* [Written problem] Look through the records below, count the lines with the word "name", and reply with only the number.
— Begin Available data —
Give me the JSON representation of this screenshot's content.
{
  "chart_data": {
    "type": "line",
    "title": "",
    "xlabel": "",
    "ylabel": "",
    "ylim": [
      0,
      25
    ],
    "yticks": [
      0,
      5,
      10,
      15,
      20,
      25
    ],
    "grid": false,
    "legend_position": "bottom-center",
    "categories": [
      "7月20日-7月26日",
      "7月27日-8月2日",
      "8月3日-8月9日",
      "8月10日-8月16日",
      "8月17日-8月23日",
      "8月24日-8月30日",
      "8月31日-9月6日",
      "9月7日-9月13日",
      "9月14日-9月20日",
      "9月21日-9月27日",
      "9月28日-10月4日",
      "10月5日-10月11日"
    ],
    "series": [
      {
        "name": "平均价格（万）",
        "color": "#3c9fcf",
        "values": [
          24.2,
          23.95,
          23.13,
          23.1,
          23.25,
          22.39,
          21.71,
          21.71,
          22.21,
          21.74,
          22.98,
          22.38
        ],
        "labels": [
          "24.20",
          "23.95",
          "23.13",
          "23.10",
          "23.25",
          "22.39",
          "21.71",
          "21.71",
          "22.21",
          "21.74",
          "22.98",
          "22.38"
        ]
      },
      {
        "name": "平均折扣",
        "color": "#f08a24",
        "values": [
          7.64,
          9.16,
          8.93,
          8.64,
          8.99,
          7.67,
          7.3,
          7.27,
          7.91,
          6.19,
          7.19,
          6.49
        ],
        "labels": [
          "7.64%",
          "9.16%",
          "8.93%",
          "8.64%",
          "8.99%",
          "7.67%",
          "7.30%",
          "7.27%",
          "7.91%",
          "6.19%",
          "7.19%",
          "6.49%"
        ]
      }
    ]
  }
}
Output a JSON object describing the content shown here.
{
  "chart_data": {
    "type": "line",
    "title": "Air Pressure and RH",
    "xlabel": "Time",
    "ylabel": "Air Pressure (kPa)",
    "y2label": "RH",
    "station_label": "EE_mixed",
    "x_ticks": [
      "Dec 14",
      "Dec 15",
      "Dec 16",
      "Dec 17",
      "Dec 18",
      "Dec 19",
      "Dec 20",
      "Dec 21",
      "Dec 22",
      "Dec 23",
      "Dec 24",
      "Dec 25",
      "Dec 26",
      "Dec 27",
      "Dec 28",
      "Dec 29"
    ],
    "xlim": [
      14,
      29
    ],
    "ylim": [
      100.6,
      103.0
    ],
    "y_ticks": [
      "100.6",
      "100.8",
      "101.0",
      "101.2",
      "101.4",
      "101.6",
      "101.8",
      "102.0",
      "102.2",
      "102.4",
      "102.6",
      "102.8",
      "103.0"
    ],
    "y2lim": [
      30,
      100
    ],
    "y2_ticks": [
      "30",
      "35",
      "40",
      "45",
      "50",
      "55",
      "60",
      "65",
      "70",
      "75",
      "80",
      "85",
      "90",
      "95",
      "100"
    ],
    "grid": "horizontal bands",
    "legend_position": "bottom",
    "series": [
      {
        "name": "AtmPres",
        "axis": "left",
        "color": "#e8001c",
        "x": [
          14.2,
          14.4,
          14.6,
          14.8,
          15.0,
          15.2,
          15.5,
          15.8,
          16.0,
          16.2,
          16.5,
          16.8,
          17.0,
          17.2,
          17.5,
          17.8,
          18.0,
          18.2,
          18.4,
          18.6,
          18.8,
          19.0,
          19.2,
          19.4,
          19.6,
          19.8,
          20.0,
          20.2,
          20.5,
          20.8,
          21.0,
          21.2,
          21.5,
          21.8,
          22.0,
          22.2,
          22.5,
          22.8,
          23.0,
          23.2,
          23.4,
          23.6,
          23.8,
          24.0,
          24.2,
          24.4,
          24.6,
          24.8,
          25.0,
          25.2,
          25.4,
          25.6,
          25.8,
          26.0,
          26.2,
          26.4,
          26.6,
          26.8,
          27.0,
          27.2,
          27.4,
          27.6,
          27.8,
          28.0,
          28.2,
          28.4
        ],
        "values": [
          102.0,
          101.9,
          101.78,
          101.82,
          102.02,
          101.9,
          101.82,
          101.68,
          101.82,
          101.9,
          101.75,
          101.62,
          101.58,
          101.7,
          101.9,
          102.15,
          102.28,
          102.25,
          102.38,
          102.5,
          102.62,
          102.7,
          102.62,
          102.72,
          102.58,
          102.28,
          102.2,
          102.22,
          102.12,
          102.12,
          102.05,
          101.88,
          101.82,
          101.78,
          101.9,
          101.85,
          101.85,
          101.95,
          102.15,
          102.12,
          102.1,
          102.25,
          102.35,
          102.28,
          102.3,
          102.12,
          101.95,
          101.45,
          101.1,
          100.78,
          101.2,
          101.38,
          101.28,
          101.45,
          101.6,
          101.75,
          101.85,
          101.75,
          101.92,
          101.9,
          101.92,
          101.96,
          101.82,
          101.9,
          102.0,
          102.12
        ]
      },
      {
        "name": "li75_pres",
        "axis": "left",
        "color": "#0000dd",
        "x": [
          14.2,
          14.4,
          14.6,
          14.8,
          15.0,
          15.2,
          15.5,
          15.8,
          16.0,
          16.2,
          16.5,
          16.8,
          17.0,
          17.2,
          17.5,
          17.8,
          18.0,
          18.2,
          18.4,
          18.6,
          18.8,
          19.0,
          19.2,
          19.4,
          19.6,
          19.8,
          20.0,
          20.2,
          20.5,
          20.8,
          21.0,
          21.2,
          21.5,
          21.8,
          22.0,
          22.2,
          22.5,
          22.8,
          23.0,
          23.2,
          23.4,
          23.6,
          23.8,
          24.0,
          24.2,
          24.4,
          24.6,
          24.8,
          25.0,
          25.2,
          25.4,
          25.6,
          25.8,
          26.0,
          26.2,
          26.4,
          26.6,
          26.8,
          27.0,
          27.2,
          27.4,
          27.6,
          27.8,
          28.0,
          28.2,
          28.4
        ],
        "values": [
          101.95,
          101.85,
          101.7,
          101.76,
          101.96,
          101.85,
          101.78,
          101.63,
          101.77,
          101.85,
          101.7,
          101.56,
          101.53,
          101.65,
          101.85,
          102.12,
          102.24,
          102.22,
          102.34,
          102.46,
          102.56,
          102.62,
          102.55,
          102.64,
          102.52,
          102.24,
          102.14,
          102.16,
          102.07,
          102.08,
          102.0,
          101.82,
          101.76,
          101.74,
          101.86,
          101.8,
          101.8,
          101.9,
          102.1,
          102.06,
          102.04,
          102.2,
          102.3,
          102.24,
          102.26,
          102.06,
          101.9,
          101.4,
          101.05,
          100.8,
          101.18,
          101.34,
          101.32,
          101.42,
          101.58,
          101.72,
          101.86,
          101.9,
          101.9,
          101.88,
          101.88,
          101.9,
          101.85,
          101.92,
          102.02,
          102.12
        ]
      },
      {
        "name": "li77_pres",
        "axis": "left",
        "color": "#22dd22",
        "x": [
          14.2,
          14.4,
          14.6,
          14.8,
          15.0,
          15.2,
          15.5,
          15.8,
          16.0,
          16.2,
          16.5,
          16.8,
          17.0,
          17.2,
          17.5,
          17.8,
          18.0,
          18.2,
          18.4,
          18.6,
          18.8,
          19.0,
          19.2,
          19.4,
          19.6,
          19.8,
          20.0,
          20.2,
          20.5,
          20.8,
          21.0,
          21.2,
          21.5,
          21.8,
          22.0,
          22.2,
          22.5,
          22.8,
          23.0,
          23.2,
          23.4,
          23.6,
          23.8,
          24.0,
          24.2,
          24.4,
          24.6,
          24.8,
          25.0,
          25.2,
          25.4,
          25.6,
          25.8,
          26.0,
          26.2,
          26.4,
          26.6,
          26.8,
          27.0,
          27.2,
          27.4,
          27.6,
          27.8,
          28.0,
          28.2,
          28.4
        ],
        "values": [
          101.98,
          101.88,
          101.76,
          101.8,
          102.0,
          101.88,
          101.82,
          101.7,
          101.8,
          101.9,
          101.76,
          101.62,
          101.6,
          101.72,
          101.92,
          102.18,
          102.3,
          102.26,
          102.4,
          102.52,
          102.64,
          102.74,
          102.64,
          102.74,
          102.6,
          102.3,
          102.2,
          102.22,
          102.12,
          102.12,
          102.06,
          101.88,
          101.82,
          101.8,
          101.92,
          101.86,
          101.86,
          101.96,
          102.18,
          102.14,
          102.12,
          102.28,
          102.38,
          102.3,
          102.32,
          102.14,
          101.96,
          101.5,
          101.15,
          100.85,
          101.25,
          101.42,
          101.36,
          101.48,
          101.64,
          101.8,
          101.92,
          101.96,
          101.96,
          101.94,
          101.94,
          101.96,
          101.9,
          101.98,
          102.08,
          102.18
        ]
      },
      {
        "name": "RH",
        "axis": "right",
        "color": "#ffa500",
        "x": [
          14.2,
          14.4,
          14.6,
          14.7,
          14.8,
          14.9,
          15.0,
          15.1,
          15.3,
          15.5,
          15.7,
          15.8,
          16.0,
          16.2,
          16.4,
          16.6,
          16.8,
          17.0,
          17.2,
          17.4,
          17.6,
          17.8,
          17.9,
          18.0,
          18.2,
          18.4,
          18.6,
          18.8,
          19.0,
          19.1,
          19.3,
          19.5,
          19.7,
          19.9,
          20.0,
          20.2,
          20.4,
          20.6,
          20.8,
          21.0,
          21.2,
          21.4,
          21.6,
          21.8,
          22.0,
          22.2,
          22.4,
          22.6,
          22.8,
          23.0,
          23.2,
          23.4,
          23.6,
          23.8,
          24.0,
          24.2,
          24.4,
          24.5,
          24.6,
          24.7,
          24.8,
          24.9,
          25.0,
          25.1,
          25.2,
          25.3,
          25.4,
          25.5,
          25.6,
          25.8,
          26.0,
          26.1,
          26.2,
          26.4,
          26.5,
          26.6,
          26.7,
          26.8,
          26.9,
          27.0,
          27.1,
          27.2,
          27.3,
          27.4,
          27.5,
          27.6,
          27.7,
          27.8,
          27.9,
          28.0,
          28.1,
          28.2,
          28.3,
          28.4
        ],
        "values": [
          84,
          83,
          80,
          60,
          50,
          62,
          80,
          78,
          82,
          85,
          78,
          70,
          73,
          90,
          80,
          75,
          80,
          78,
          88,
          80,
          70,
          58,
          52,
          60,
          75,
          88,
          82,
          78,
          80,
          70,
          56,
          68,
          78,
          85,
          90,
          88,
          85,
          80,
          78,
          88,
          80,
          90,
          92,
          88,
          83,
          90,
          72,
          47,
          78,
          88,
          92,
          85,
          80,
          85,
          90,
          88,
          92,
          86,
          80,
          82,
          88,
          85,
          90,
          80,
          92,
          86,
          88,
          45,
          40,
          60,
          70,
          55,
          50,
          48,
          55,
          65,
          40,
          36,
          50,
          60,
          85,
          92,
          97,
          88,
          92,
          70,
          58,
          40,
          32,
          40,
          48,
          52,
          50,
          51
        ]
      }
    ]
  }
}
— End Available data —
* [Exercise solution] 6